DATASET:
##########

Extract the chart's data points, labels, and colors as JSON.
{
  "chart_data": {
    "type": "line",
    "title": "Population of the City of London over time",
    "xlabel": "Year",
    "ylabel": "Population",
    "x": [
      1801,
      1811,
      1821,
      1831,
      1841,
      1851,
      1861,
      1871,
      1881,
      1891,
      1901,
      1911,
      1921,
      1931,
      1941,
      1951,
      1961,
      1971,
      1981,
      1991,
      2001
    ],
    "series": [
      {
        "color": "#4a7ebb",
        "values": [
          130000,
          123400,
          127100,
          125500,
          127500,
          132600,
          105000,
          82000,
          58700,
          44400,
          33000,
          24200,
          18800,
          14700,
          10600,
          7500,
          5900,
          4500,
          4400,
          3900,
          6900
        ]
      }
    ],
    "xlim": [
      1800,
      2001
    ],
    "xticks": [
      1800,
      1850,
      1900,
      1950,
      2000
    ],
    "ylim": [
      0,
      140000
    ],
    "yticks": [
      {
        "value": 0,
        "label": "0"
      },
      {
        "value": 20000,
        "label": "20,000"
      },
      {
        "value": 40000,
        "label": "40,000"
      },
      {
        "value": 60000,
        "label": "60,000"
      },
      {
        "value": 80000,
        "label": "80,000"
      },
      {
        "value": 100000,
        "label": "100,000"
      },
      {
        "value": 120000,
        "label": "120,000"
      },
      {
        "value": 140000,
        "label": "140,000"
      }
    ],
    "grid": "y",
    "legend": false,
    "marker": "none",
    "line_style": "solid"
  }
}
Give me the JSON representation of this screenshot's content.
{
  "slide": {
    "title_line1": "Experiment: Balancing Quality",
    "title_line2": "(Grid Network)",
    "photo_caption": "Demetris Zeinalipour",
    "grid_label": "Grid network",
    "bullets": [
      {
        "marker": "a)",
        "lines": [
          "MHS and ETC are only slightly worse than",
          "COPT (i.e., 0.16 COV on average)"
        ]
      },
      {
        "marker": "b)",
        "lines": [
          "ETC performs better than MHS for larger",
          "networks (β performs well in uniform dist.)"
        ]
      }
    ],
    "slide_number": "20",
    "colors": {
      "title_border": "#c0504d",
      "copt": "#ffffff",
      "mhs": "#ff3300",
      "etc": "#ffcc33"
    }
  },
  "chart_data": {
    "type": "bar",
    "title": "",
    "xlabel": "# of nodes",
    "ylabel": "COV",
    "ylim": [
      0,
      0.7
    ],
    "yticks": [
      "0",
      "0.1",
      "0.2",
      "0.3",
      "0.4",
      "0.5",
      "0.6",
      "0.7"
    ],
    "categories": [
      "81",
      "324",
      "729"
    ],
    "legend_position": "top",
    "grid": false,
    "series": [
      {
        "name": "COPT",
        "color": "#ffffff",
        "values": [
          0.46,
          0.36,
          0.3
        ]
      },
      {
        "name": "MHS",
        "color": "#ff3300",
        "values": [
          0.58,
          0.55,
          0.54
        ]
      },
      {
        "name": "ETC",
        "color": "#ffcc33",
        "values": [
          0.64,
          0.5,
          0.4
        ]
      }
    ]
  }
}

##########

REQUEST: All of the lines above must be returned exactly.

EXERCISE RESPONSE:
Extract the chart's data points, labels, and colors as JSON.
{
  "chart_data": {
    "type": "line",
    "title": "Population of the City of London over time",
    "xlabel": "Year",
    "ylabel": "Population",
    "x": [
      1801,
      1811,
      1821,
      1831,
      1841,
      1851,
      1861,
      1871,
      1881,
      1891,
      1901,
      1911,
      1921,
      1931,
      1941,
      1951,
      1961,
      1971,
      1981,
      1991,
      2001
    ],
    "series": [
      {
        "color": "#4a7ebb",
        "values": [
          130000,
          123400,
          127100,
          125500,
          127500,
          132600,
          105000,
          82000,
          58700,
          44400,
          33000,
          24200,
          18800,
          14700,
          10600,
          7500,
          5900,
          4500,
          4400,
          3900,
          6900
        ]
      }
    ],
    "xlim": [
      1800,
      2001
    ],
    "xticks": [
      1800,
      1850,
      1900,
      1950,
      2000
    ],
    "ylim": [
      0,
      140000
    ],
    "yticks": [
      {
        "value": 0,
        "label": "0"
      },
      {
        "value": 20000,
        "label": "20,000"
      },
      {
        "value": 40000,
        "label": "40,000"
      },
      {
        "value": 60000,
        "label": "60,000"
      },
      {
        "value": 80000,
        "label": "80,000"
      },
      {
        "value": 100000,
        "label": "100,000"
      },
      {
        "value": 120000,
        "label": "120,000"
      },
      {
        "value": 140000,
        "label": "140,000"
      }
    ],
    "grid": "y",
    "legend": false,
    "marker": "none",
    "line_style": "solid"
  }
}
Give me the JSON representation of this screenshot's content.
{
  "slide": {
    "title_line1": "Experiment: Balancing Quality",
    "title_line2": "(Grid Network)",
    "photo_caption": "Demetris Zeinalipour",
    "grid_label": "Grid network",
    "bullets": [
      {
        "marker": "a)",
        "lines": [
          "MHS and ETC are only slightly worse than",
          "COPT (i.e., 0.16 COV on average)"
        ]
      },
      {
        "marker": "b)",
        "lines": [
          "ETC performs better than MHS for larger",
          "networks (β performs well in uniform dist.)"
        ]
      }
    ],
    "slide_number": "20",
    "colors": {
      "title_border": "#c0504d",
      "copt": "#ffffff",
      "mhs": "#ff3300",
      "etc": "#ffcc33"
    }
  },
  "chart_data": {
    "type": "bar",
    "title": "",
    "xlabel": "# of nodes",
    "ylabel": "COV",
    "ylim": [
      0,
      0.7
    ],
    "yticks": [
      "0",
      "0.1",
      "0.2",
      "0.3",
      "0.4",
      "0.5",
      "0.6",
      "0.7"
    ],
    "categories": [
      "81",
      "324",
      "729"
    ],
    "legend_position": "top",
    "grid": false,
    "series": [
      {
        "name": "COPT",
        "color": "#ffffff",
        "values": [
          0.46,
          0.36,
          0.3
        ]
      },
      {
        "name": "MHS",
        "color": "#ff3300",
        "values": [
          0.58,
          0.55,
          0.54
        ]
      },
      {
        "name": "ETC",
        "color": "#ffcc33",
        "values": [
          0.64,
          0.5,
          0.4
        ]
      }
    ]
  }
}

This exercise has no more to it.